(Entries taken from a collection)
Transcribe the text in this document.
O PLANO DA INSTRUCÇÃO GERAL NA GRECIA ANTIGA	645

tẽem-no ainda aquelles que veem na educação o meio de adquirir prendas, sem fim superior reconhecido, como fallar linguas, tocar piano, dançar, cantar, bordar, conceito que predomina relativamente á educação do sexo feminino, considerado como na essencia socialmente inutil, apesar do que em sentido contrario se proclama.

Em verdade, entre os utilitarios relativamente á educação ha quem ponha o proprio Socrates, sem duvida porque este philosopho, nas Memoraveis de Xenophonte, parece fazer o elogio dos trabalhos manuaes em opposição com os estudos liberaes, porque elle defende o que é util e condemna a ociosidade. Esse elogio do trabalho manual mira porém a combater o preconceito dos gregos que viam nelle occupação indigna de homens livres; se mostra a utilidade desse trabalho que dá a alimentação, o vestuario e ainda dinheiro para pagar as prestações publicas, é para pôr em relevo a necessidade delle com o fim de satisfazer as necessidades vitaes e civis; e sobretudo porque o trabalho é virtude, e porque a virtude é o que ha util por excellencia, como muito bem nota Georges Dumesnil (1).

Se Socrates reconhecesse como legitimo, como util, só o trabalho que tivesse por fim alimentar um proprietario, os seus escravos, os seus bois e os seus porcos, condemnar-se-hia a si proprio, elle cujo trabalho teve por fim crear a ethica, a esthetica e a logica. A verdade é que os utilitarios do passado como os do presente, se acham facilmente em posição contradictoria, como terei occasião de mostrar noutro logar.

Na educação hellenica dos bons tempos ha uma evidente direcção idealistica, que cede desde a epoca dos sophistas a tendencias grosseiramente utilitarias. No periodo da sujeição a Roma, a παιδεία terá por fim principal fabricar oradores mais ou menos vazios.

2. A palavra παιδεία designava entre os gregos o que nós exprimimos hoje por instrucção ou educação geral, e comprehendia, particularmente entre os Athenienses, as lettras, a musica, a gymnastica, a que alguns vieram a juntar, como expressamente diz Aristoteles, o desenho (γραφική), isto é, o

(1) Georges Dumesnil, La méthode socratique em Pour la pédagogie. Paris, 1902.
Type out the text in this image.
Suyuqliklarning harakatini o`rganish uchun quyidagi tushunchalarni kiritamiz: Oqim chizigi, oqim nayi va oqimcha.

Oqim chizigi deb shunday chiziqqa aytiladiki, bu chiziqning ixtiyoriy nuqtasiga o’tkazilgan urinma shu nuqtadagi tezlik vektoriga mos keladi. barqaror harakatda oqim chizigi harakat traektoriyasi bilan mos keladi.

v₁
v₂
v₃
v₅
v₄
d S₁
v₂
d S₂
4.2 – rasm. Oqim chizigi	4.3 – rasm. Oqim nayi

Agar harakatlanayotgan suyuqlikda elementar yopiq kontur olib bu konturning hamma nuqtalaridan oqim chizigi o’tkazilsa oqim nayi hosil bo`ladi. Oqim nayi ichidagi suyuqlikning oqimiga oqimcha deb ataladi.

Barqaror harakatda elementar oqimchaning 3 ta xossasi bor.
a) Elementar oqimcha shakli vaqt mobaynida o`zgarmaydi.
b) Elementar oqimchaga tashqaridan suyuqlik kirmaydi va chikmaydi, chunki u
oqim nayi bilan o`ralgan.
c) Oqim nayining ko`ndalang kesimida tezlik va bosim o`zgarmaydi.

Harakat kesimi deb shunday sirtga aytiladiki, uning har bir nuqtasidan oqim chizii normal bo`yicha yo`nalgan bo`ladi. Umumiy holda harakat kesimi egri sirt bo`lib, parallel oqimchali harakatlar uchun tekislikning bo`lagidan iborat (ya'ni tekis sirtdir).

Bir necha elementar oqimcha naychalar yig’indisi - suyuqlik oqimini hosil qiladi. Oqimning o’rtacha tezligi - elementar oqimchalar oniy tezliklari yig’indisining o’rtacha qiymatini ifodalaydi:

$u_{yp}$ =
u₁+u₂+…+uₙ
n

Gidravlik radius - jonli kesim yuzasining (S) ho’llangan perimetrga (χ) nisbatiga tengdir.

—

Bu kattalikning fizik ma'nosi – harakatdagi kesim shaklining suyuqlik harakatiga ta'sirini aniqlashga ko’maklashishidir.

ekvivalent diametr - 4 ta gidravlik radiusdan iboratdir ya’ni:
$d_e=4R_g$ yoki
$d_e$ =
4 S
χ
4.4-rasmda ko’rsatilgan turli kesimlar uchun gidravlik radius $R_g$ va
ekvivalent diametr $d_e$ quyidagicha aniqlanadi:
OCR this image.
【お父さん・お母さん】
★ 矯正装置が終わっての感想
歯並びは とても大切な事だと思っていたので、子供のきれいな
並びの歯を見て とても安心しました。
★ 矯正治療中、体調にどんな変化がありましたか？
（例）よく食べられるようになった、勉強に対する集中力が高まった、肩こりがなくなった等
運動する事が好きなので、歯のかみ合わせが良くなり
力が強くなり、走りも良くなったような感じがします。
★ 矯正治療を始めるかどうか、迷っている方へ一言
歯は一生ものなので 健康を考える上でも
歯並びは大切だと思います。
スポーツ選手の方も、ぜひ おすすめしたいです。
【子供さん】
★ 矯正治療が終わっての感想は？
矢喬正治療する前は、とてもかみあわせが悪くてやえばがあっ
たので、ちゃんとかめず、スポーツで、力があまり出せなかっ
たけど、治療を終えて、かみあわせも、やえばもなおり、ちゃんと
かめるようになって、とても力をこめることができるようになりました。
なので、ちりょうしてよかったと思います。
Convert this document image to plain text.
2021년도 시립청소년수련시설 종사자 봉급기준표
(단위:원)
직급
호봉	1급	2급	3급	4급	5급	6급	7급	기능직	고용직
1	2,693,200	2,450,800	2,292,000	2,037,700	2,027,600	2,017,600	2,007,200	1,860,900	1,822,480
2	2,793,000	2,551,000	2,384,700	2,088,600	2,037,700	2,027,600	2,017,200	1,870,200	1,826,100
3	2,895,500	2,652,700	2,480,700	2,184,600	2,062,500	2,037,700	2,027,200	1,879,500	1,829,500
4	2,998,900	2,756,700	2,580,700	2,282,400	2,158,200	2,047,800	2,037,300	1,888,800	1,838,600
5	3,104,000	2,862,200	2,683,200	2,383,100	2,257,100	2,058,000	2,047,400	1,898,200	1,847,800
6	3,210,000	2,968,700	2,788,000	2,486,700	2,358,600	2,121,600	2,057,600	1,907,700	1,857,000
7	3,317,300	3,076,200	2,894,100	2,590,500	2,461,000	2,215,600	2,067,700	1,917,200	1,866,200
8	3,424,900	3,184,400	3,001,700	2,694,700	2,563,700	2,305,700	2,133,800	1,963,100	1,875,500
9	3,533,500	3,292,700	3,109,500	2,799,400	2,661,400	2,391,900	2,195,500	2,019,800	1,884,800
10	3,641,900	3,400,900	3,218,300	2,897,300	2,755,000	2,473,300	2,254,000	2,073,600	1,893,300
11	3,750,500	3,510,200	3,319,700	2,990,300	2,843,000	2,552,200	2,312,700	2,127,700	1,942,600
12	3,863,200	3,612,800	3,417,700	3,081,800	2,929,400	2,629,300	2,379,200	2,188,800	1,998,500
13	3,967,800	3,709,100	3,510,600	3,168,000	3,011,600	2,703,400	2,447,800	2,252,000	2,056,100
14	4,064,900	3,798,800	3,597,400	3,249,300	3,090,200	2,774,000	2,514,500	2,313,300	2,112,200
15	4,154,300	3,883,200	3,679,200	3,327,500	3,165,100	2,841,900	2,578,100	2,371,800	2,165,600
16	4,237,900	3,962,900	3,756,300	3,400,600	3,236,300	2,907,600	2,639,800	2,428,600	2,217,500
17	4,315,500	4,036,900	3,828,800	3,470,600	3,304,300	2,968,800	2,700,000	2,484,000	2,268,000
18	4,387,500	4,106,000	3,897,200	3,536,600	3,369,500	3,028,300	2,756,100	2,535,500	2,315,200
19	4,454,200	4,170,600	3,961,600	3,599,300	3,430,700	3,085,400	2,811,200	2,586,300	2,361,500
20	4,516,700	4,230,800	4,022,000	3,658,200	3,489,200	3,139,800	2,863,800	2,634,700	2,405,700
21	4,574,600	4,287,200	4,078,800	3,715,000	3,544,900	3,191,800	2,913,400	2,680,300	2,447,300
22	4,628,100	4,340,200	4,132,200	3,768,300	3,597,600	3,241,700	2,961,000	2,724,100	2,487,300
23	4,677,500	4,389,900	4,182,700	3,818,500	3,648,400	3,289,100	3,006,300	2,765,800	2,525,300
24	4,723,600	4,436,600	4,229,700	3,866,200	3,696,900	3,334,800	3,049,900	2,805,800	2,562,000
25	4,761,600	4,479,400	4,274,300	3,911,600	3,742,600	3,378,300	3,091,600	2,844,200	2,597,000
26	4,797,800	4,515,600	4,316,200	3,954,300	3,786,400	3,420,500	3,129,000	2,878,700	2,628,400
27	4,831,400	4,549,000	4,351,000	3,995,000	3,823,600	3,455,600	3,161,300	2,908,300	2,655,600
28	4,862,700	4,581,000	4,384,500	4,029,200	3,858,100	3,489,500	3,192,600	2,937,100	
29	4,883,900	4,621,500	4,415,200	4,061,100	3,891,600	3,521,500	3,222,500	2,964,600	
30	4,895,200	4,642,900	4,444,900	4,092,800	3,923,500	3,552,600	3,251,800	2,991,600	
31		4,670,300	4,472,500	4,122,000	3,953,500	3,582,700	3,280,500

**Objective**
Within the records above, how many lines include the word "ainda"? State the number by itself.

**Solution to the problem**
2